**Problem to work on:** Where a line holds "Bibelfag", copy it.

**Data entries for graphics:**

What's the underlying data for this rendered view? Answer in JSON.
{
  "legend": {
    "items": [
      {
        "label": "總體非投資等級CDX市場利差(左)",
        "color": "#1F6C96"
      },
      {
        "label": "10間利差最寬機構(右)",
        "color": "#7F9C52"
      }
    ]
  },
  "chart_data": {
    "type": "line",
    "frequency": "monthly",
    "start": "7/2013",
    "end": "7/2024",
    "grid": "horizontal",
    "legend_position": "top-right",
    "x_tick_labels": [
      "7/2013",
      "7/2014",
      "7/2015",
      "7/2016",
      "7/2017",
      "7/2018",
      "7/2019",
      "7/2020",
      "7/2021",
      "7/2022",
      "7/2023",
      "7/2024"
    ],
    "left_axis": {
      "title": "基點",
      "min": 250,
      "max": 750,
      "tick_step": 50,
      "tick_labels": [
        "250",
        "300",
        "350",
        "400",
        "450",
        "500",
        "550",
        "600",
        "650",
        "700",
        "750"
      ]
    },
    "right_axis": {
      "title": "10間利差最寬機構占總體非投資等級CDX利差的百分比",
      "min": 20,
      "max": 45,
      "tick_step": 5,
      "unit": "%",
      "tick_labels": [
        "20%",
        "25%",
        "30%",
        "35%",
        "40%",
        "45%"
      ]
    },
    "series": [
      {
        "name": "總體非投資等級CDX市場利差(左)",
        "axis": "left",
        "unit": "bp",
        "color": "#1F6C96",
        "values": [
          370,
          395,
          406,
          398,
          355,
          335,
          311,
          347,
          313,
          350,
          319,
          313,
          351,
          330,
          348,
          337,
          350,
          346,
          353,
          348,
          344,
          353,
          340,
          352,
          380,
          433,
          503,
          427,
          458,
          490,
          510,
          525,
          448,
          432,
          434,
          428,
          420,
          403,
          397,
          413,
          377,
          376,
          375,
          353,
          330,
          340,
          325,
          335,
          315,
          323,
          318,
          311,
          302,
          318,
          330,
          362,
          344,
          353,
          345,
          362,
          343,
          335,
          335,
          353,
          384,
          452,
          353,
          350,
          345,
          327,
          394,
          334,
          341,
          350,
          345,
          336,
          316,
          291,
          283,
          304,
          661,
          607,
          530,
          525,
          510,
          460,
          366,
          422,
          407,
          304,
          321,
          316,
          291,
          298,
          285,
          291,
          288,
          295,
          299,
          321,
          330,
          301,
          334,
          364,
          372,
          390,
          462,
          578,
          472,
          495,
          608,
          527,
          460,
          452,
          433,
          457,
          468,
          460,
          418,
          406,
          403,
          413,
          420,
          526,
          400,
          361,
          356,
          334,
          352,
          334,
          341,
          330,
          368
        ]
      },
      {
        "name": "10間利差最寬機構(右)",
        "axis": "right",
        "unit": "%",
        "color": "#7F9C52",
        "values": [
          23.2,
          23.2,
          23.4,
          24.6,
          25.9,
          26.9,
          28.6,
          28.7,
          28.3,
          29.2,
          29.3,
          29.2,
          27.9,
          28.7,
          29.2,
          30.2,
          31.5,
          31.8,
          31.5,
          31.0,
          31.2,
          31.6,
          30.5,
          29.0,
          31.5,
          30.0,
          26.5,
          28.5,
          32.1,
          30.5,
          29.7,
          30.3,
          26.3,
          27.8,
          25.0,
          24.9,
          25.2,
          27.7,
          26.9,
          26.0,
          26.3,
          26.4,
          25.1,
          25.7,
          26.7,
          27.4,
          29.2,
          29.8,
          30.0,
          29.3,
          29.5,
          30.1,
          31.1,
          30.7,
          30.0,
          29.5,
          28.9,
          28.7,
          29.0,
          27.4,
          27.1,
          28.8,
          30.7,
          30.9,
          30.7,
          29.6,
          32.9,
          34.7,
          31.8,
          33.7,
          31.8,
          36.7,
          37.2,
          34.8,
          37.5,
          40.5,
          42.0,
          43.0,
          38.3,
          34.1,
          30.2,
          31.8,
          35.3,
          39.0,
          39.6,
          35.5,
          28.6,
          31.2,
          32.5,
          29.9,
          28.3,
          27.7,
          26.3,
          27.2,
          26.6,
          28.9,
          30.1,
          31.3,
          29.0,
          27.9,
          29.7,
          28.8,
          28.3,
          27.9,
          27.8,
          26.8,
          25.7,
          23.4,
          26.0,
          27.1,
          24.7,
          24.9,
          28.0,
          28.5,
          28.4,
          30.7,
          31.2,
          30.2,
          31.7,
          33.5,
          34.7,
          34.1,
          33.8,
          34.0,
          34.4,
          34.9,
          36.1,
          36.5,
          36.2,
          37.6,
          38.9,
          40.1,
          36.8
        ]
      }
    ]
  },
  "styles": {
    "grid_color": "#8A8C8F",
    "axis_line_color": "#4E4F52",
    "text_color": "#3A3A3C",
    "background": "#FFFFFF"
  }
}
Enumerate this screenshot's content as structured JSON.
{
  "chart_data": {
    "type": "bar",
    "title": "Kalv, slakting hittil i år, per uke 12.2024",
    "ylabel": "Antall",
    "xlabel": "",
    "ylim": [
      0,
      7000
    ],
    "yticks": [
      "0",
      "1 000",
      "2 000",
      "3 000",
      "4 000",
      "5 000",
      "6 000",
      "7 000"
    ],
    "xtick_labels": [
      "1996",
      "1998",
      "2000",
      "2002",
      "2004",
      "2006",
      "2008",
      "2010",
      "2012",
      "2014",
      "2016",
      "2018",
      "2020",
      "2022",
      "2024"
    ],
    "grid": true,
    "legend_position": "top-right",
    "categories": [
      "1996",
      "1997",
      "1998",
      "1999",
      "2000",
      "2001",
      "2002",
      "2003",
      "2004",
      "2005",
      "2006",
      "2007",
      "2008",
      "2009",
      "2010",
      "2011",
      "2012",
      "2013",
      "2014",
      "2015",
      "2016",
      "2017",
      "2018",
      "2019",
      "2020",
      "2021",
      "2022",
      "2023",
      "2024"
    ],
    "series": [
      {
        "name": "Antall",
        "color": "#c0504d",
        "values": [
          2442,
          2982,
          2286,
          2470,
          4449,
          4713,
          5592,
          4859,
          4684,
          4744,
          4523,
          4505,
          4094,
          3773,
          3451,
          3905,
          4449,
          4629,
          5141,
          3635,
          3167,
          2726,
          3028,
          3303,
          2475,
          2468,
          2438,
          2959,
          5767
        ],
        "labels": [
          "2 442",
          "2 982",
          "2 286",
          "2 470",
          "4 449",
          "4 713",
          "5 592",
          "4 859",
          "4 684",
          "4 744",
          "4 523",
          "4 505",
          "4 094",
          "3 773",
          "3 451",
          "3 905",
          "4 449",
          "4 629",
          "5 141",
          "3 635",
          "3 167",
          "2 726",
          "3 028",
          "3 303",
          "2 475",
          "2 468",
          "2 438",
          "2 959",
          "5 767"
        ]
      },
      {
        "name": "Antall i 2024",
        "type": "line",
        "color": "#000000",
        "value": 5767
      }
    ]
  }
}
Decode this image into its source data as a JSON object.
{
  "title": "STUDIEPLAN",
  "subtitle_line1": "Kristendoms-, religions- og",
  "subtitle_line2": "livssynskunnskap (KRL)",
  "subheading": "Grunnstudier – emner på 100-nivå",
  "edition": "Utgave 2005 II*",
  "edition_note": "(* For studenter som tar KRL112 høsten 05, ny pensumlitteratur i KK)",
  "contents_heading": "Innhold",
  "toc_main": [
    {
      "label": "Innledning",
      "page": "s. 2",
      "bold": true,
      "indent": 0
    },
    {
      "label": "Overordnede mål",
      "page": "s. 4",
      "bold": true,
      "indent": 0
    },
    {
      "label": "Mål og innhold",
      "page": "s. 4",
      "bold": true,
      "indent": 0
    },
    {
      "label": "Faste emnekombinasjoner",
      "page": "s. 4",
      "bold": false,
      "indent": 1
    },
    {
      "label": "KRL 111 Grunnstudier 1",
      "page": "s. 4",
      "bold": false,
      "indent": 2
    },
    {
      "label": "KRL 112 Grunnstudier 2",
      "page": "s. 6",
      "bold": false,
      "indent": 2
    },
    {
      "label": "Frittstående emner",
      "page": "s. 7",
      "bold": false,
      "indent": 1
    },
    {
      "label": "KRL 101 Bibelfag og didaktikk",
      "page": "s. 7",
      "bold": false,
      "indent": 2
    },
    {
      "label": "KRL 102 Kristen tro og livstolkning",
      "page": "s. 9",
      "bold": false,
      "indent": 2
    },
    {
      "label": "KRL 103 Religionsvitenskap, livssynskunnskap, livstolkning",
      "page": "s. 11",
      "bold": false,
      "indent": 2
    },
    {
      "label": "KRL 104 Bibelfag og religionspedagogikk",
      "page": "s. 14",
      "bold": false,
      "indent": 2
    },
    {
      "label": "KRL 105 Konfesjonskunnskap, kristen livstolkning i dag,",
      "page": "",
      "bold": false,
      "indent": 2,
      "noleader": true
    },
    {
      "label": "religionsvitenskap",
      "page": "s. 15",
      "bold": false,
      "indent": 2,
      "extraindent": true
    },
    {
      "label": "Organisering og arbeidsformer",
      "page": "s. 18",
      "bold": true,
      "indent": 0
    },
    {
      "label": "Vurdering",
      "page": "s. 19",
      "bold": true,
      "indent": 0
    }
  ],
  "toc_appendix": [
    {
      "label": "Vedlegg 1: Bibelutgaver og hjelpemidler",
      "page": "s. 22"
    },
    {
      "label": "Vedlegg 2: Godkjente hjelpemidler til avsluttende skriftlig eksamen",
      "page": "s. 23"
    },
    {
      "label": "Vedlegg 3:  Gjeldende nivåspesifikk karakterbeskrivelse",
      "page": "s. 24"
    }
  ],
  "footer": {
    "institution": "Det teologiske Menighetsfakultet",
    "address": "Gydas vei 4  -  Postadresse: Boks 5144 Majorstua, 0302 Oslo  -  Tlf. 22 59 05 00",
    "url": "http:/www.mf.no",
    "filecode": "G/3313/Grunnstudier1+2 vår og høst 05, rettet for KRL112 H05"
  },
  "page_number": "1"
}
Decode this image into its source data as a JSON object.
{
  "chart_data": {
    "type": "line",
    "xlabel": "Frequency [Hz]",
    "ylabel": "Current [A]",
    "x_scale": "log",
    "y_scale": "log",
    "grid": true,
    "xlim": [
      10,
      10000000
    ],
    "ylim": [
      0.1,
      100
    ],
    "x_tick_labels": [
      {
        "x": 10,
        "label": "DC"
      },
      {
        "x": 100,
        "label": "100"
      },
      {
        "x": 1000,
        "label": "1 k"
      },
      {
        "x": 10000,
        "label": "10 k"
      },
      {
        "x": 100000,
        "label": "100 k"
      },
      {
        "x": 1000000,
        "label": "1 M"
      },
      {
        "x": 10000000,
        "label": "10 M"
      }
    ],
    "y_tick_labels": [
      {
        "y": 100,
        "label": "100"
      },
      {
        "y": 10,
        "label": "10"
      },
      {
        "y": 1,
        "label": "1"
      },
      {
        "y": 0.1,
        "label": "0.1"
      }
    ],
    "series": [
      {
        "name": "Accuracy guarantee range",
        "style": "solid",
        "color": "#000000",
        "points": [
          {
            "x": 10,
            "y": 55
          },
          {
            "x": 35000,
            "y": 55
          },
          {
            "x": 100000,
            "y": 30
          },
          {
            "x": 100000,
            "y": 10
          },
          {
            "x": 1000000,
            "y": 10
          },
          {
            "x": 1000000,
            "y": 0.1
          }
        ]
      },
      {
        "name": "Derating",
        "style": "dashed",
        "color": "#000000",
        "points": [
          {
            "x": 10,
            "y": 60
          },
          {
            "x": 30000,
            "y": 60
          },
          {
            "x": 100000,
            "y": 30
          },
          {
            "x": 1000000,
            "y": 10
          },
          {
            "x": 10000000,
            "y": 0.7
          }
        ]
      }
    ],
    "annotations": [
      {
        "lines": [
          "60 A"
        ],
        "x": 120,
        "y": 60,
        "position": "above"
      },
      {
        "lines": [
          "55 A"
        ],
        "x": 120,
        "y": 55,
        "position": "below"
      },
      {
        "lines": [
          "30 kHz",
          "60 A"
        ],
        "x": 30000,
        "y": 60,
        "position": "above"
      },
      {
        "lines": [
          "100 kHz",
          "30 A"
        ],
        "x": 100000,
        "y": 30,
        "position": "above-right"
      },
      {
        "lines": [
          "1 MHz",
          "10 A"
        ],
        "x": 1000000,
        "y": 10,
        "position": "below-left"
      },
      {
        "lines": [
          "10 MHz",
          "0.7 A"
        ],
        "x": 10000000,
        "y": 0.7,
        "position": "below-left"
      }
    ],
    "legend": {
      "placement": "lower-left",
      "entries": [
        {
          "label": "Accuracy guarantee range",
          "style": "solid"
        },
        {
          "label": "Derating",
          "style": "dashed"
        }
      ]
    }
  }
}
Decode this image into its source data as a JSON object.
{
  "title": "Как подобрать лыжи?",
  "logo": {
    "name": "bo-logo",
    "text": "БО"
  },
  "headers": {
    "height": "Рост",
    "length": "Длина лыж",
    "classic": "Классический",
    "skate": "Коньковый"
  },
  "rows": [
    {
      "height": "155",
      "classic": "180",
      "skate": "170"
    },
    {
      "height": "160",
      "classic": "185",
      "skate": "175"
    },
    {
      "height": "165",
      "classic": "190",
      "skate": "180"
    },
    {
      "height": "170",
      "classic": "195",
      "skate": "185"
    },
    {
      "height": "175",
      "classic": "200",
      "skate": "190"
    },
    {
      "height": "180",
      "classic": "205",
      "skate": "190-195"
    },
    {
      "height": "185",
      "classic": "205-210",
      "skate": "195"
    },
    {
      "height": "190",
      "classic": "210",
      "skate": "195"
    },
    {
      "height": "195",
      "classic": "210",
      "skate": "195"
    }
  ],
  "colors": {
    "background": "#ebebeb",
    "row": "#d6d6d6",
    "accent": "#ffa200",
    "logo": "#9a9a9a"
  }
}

**Full solution:**
      "label": "KRL 101 Bibelfag og didaktikk",
      "label": "KRL 104 Bibelfag og religionspedagogikk",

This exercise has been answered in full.